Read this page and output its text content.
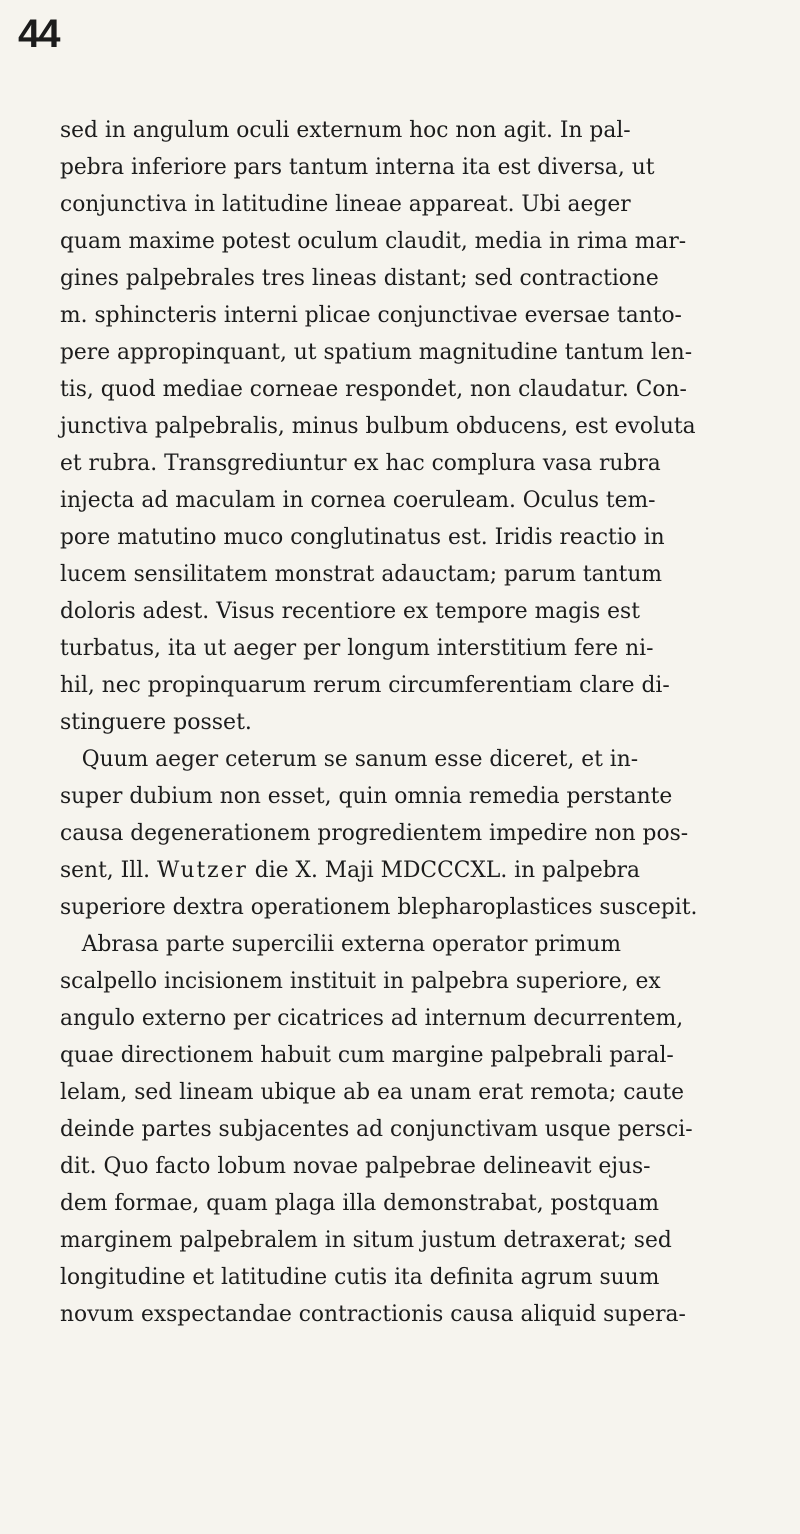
44
sed in angulum oculi externum hoc non agit. In pal-
pebra inferiore pars tantum interna ita est diversa, ut
conjunctiva in latitudine lineae appareat. Ubi aeger
quam maxime potest oculum claudit, media in rima mar-
gines palpebrales tres lineas distant; sed contractione
m. sphincteris interni plicae conjunctivae eversae tanto-
pere appropinquant, ut spatium magnitudine tantum len-
tis, quod mediae corneae respondet, non claudatur. Con-
junctiva palpebralis, minus bulbum obducens, est evoluta
et rubra. Transgrediuntur ex hac complura vasa rubra
injecta ad maculam in cornea coeruleam. Oculus tem-
pore matutino muco conglutinatus est. Iridis reactio in
lucem sensilitatem monstrat adauctam; parum tantum
doloris adest. Visus recentiore ex tempore magis est
turbatus, ita ut aeger per longum interstitium fere ni-
hil, nec propinquarum rerum circumferentiam clare di-
stinguere posset.
Quum aeger ceterum se sanum esse diceret, et in-
super dubium non esset, quin omnia remedia perstante
causa degenerationem progredientem impedire non pos-
sent, Ill. Wutzer die X. Maji MDCCCXL. in palpebra
superiore dextra operationem blepharoplastices suscepit.
Abrasa parte supercilii externa operator primum
scalpello incisionem instituit in palpebra superiore, ex
angulo externo per cicatrices ad internum decurrentem,
quae directionem habuit cum margine palpebrali paral-
lelam, sed lineam ubique ab ea unam erat remota; caute
deinde partes subjacentes ad conjunctivam usque persci-
dit. Quo facto lobum novae palpebrae delineavit ejus-
dem formae, quam plaga illa demonstrabat, postquam
marginem palpebralem in situm justum detraxerat; sed
longitudine et latitudine cutis ita definita agrum suum
novum exspectandae contractionis causa aliquid supera-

::::::

> _Exercise instructions_
Write out every line of the entries that holds the word "superiore".

> _Result for this exercise_
superiore dextra operationem blepharoplastices suscepit.
scalpello incisionem instituit in palpebra superiore, ex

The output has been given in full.